What is required
Collect every line that includes the string "Culaga".

Items from a dataset
******

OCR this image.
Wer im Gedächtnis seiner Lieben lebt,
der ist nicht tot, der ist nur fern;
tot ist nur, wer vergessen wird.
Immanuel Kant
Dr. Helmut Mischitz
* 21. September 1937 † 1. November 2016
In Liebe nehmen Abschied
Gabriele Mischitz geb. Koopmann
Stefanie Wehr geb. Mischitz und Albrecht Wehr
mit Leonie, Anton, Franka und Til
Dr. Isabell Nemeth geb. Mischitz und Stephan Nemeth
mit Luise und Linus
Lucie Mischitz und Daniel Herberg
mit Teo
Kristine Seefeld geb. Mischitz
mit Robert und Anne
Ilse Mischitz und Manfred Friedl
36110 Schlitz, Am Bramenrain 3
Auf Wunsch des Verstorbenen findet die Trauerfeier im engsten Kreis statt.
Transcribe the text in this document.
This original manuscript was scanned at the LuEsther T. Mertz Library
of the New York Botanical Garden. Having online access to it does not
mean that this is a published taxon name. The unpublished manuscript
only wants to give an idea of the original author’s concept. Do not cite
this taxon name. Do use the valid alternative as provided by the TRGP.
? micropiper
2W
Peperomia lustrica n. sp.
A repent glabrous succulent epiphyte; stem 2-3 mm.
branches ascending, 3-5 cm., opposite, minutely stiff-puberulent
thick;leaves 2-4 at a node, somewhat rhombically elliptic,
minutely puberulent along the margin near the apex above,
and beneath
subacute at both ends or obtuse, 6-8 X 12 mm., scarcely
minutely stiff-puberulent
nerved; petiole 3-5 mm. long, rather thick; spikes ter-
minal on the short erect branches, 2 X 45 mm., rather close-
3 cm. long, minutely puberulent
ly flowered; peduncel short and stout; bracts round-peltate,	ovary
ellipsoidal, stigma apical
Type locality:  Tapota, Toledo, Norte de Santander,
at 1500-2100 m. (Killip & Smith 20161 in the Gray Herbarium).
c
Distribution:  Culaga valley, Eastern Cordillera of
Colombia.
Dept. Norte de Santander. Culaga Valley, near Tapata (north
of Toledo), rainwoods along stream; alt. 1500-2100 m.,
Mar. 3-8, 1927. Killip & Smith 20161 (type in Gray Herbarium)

******

Task solution
Distribution:  Culaga valley, Eastern Cordillera of
Dept. Norte de Santander. Culaga Valley, near Tapata (north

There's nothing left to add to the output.